--- Input material ---
◆ ◆ ◆ ◆ ◆ ◆ ◆
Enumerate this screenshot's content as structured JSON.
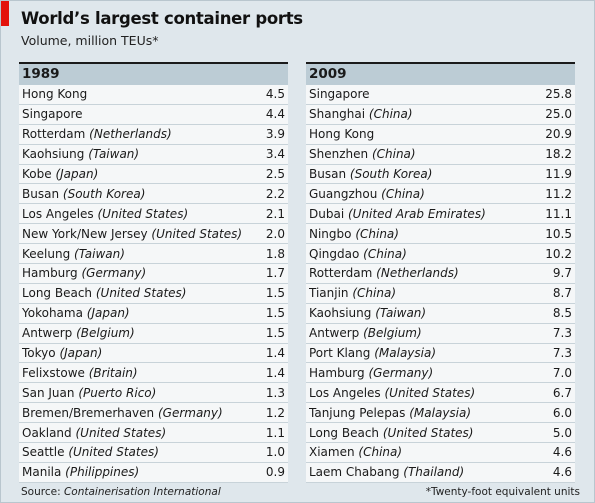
{
  "title": "World’s largest container ports",
  "subtitle": "Volume, million TEUs*",
  "accent_color": "#e3120b",
  "source_prefix": "Source: ",
  "source_publication": "Containerisation International",
  "footnote": "*Twenty-foot equivalent units",
  "chart_data": {
    "type": "table",
    "tables": [
      {
        "year": "1989",
        "rows": [
          {
            "port": "Hong Kong",
            "country": "",
            "value": "4.5"
          },
          {
            "port": "Singapore",
            "country": "",
            "value": "4.4"
          },
          {
            "port": "Rotterdam",
            "country": "(Netherlands)",
            "value": "3.9"
          },
          {
            "port": "Kaohsiung",
            "country": "(Taiwan)",
            "value": "3.4"
          },
          {
            "port": "Kobe",
            "country": "(Japan)",
            "value": "2.5"
          },
          {
            "port": "Busan",
            "country": "(South Korea)",
            "value": "2.2"
          },
          {
            "port": "Los Angeles",
            "country": "(United States)",
            "value": "2.1"
          },
          {
            "port": "New York/New Jersey",
            "country": "(United States)",
            "value": "2.0"
          },
          {
            "port": "Keelung",
            "country": "(Taiwan)",
            "value": "1.8"
          },
          {
            "port": "Hamburg",
            "country": "(Germany)",
            "value": "1.7"
          },
          {
            "port": "Long Beach",
            "country": "(United States)",
            "value": "1.5"
          },
          {
            "port": "Yokohama",
            "country": "(Japan)",
            "value": "1.5"
          },
          {
            "port": "Antwerp",
            "country": "(Belgium)",
            "value": "1.5"
          },
          {
            "port": "Tokyo",
            "country": "(Japan)",
            "value": "1.4"
          },
          {
            "port": "Felixstowe",
            "country": "(Britain)",
            "value": "1.4"
          },
          {
            "port": "San Juan",
            "country": "(Puerto Rico)",
            "value": "1.3"
          },
          {
            "port": "Bremen/Bremerhaven",
            "country": "(Germany)",
            "value": "1.2"
          },
          {
            "port": "Oakland",
            "country": "(United States)",
            "value": "1.1"
          },
          {
            "port": "Seattle",
            "country": "(United States)",
            "value": "1.0"
          },
          {
            "port": "Manila",
            "country": "(Philippines)",
            "value": "0.9"
          }
        ]
      },
      {
        "year": "2009",
        "rows": [
          {
            "port": "Singapore",
            "country": "",
            "value": "25.8"
          },
          {
            "port": "Shanghai",
            "country": "(China)",
            "value": "25.0"
          },
          {
            "port": "Hong Kong",
            "country": "",
            "value": "20.9"
          },
          {
            "port": "Shenzhen",
            "country": "(China)",
            "value": "18.2"
          },
          {
            "port": "Busan",
            "country": "(South Korea)",
            "value": "11.9"
          },
          {
            "port": "Guangzhou",
            "country": "(China)",
            "value": "11.2"
          },
          {
            "port": "Dubai",
            "country": "(United Arab Emirates)",
            "value": "11.1"
          },
          {
            "port": "Ningbo",
            "country": "(China)",
            "value": "10.5"
          },
          {
            "port": "Qingdao",
            "country": "(China)",
            "value": "10.2"
          },
          {
            "port": "Rotterdam",
            "country": "(Netherlands)",
            "value": "9.7"
          },
          {
            "port": "Tianjin",
            "country": "(China)",
            "value": "8.7"
          },
          {
            "port": "Kaohsiung",
            "country": "(Taiwan)",
            "value": "8.5"
          },
          {
            "port": "Antwerp",
            "country": "(Belgium)",
            "value": "7.3"
          },
          {
            "port": "Port Klang",
            "country": "(Malaysia)",
            "value": "7.3"
          },
          {
            "port": "Hamburg",
            "country": "(Germany)",
            "value": "7.0"
          },
          {
            "port": "Los Angeles",
            "country": "(United States)",
            "value": "6.7"
          },
          {
            "port": "Tanjung Pelepas",
            "country": "(Malaysia)",
            "value": "6.0"
          },
          {
            "port": "Long Beach",
            "country": "(United States)",
            "value": "5.0"
          },
          {
            "port": "Xiamen",
            "country": "(China)",
            "value": "4.6"
          },
          {
            "port": "Laem Chabang",
            "country": "(Thailand)",
            "value": "4.6"
          }
        ]
      }
    ]
  }
}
◆ ◆ ◆ ◆ ◆ ◆ ◆
--- Exercise details ---
Repeat the records above exactly, omitting every picture.

--- Full output ---
Enumerate this screenshot's content as structured JSON.
{
  "title": "World’s largest container ports",
  "subtitle": "Volume, million TEUs*",
  "accent_color": "#e3120b",
  "source_prefix": "Source: ",
  "source_publication": "Containerisation International",
  "footnote": "*Twenty-foot equivalent units",
  "chart_data": {
    "type": "table",
    "tables": [
      {
        "year": "1989",
        "rows": [
          {
            "port": "Hong Kong",
            "country": "",
            "value": "4.5"
          },
          {
            "port": "Singapore",
            "country": "",
            "value": "4.4"
          },
          {
            "port": "Rotterdam",
            "country": "(Netherlands)",
            "value": "3.9"
          },
          {
            "port": "Kaohsiung",
            "country": "(Taiwan)",
            "value": "3.4"
          },
          {
            "port": "Kobe",
            "country": "(Japan)",
            "value": "2.5"
          },
          {
            "port": "Busan",
            "country": "(South Korea)",
            "value": "2.2"
          },
          {
            "port": "Los Angeles",
            "country": "(United States)",
            "value": "2.1"
          },
          {
            "port": "New York/New Jersey",
            "country": "(United States)",
            "value": "2.0"
          },
          {
            "port": "Keelung",
            "country": "(Taiwan)",
            "value": "1.8"
          },
          {
            "port": "Hamburg",
            "country": "(Germany)",
            "value": "1.7"
          },
          {
            "port": "Long Beach",
            "country": "(United States)",
            "value": "1.5"
          },
          {
            "port": "Yokohama",
            "country": "(Japan)",
            "value": "1.5"
          },
          {
            "port": "Antwerp",
            "country": "(Belgium)",
            "value": "1.5"
          },
          {
            "port": "Tokyo",
            "country": "(Japan)",
            "value": "1.4"
          },
          {
            "port": "Felixstowe",
            "country": "(Britain)",
            "value": "1.4"
          },
          {
            "port": "San Juan",
            "country": "(Puerto Rico)",
            "value": "1.3"
          },
          {
            "port": "Bremen/Bremerhaven",
            "country": "(Germany)",
            "value": "1.2"
          },
          {
            "port": "Oakland",
            "country": "(United States)",
            "value": "1.1"
          },
          {
            "port": "Seattle",
            "country": "(United States)",
            "value": "1.0"
          },
          {
            "port": "Manila",
            "country": "(Philippines)",
            "value": "0.9"
          }
        ]
      },
      {
        "year": "2009",
        "rows": [
          {
            "port": "Singapore",
            "country": "",
            "value": "25.8"
          },
          {
            "port": "Shanghai",
            "country": "(China)",
            "value": "25.0"
          },
          {
            "port": "Hong Kong",
            "country": "",
            "value": "20.9"
          },
          {
            "port": "Shenzhen",
            "country": "(China)",
            "value": "18.2"
          },
          {
            "port": "Busan",
            "country": "(South Korea)",
            "value": "11.9"
          },
          {
            "port": "Guangzhou",
            "country": "(China)",
            "value": "11.2"
          },
          {
            "port": "Dubai",
            "country": "(United Arab Emirates)",
            "value": "11.1"
          },
          {
            "port": "Ningbo",
            "country": "(China)",
            "value": "10.5"
          },
          {
            "port": "Qingdao",
            "country": "(China)",
            "value": "10.2"
          },
          {
            "port": "Rotterdam",
            "country": "(Netherlands)",
            "value": "9.7"
          },
          {
            "port": "Tianjin",
            "country": "(China)",
            "value": "8.7"
          },
          {
            "port": "Kaohsiung",
            "country": "(Taiwan)",
            "value": "8.5"
          },
          {
            "port": "Antwerp",
            "country": "(Belgium)",
            "value": "7.3"
          },
          {
            "port": "Port Klang",
            "country": "(Malaysia)",
            "value": "7.3"
          },
          {
            "port": "Hamburg",
            "country": "(Germany)",
            "value": "7.0"
          },
          {
            "port": "Los Angeles",
            "country": "(United States)",
            "value": "6.7"
          },
          {
            "port": "Tanjung Pelepas",
            "country": "(Malaysia)",
            "value": "6.0"
          },
          {
            "port": "Long Beach",
            "country": "(United States)",
            "value": "5.0"
          },
          {
            "port": "Xiamen",
            "country": "(China)",
            "value": "4.6"
          },
          {
            "port": "Laem Chabang",
            "country": "(Thailand)",
            "value": "4.6"
          }
        ]
      }
    ]
  }
}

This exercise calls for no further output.